> TASK TO CARRY OUT:
All the records that follow need to be reproduced exactly. Omit the images.

[Extracted data entries]

-------

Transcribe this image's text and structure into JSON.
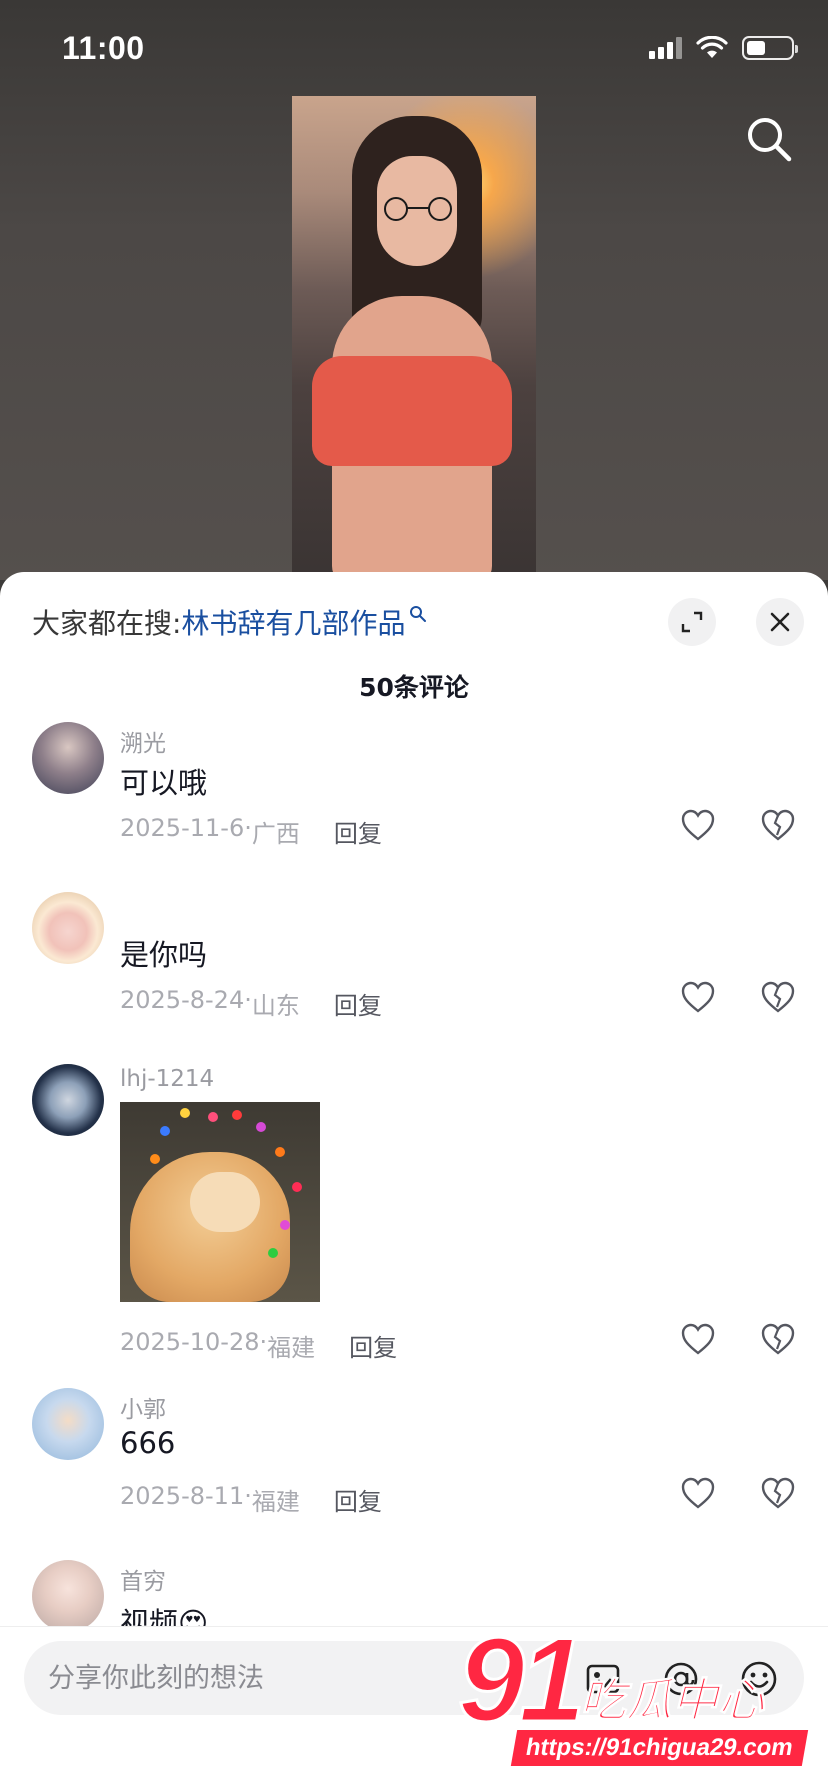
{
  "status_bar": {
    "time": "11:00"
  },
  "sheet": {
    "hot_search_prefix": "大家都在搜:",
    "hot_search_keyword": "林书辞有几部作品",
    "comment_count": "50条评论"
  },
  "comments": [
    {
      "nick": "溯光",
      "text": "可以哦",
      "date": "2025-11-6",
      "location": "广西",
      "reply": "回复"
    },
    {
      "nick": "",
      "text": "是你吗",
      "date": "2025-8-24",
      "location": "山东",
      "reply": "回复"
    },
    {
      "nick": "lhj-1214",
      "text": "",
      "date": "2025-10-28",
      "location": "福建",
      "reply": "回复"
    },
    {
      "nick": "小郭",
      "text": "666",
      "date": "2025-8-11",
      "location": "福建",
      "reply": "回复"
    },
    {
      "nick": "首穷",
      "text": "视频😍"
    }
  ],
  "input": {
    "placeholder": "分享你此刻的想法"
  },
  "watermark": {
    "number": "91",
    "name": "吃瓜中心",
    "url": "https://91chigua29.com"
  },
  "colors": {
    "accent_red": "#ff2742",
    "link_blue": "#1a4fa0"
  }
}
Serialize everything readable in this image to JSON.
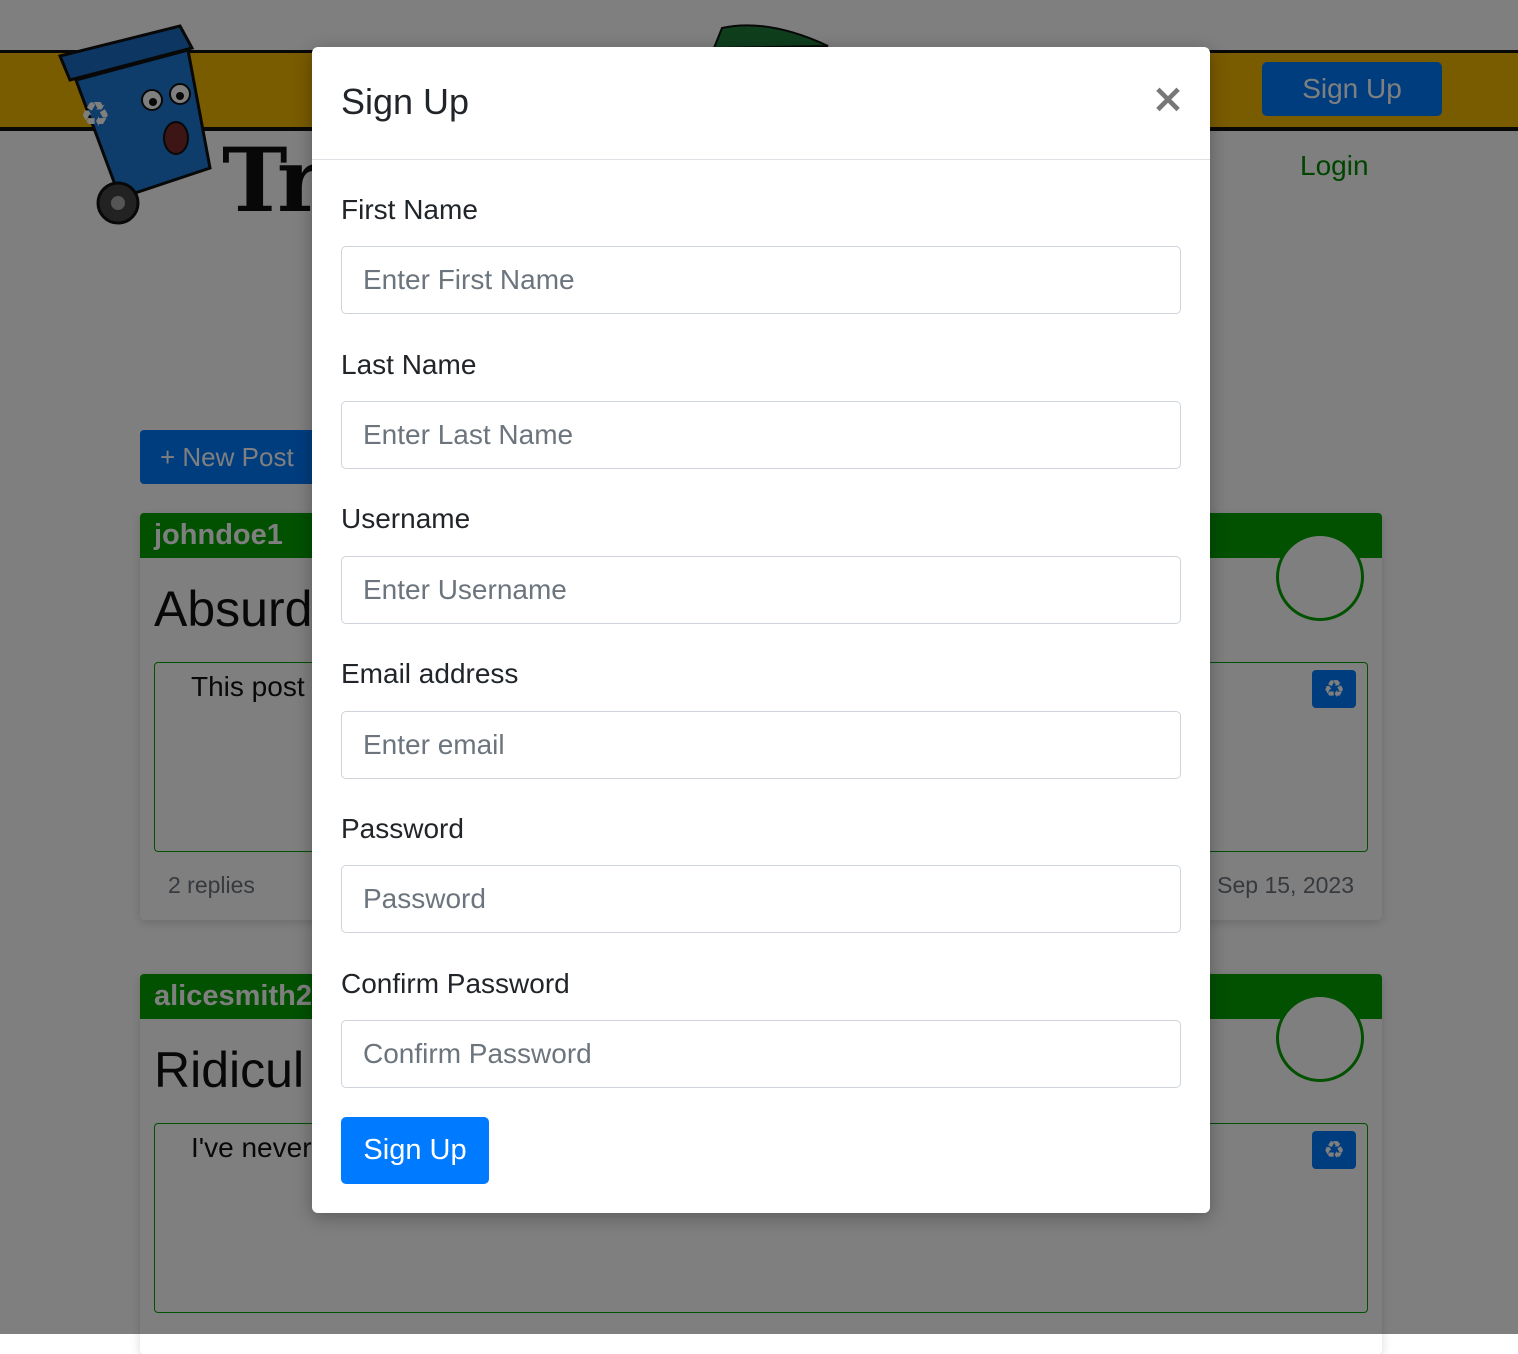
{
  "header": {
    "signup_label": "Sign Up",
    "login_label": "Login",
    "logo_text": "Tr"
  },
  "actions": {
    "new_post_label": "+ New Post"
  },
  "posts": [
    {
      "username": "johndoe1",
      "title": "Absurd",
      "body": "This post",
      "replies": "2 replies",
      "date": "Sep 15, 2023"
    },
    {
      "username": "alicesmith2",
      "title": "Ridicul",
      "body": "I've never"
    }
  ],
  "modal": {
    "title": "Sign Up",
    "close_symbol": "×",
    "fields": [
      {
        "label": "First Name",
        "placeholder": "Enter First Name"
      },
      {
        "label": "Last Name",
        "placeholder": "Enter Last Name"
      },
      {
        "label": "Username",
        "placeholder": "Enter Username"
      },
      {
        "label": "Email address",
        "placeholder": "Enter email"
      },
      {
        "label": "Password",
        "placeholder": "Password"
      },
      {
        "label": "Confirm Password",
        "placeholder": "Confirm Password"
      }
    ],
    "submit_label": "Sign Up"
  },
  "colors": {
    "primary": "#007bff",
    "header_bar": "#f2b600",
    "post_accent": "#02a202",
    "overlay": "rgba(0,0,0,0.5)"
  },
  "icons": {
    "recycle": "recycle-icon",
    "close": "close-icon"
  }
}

-------

> FINISHED TASK:
Transcribe this image's text and structure into JSON.
{
  "status_bar": {
    "time": "11:00"
  },
  "sheet": {
    "hot_search_prefix": "大家都在搜:",
    "hot_search_keyword": "林书辞有几部作品",
    "comment_count": "50条评论"
  },
  "comments": [
    {
      "nick": "溯光",
      "text": "可以哦",
      "date": "2025-11-6",
      "location": "广西",
      "reply": "回复"
    },
    {
      "nick": "",
      "text": "是你吗",
      "date": "2025-8-24",
      "location": "山东",
      "reply": "回复"
    },
    {
      "nick": "lhj-1214",
      "text": "",
      "date": "2025-10-28",
      "location": "福建",
      "reply": "回复"
    },
    {
      "nick": "小郭",
      "text": "666",
      "date": "2025-8-11",
      "location": "福建",
      "reply": "回复"
    },
    {
      "nick": "首穷",
      "text": "视频😍"
    }
  ],
  "input": {
    "placeholder": "分享你此刻的想法"
  },
  "watermark": {
    "number": "91",
    "name": "吃瓜中心",
    "url": "https://91chigua29.com"
  },
  "colors": {
    "accent_red": "#ff2742",
    "link_blue": "#1a4fa0"
  }
}
Serialize everything readable in this image to JSON.
{
  "header": {
    "signup_label": "Sign Up",
    "login_label": "Login",
    "logo_text": "Tr"
  },
  "actions": {
    "new_post_label": "+ New Post"
  },
  "posts": [
    {
      "username": "johndoe1",
      "title": "Absurd",
      "body": "This post",
      "replies": "2 replies",
      "date": "Sep 15, 2023"
    },
    {
      "username": "alicesmith2",
      "title": "Ridicul",
      "body": "I've never"
    }
  ],
  "modal": {
    "title": "Sign Up",
    "close_symbol": "×",
    "fields": [
      {
        "label": "First Name",
        "placeholder": "Enter First Name"
      },
      {
        "label": "Last Name",
        "placeholder": "Enter Last Name"
      },
      {
        "label": "Username",
        "placeholder": "Enter Username"
      },
      {
        "label": "Email address",
        "placeholder": "Enter email"
      },
      {
        "label": "Password",
        "placeholder": "Password"
      },
      {
        "label": "Confirm Password",
        "placeholder": "Confirm Password"
      }
    ],
    "submit_label": "Sign Up"
  },
  "colors": {
    "primary": "#007bff",
    "header_bar": "#f2b600",
    "post_accent": "#02a202",
    "overlay": "rgba(0,0,0,0.5)"
  },
  "icons": {
    "recycle": "recycle-icon",
    "close": "close-icon"
  }
}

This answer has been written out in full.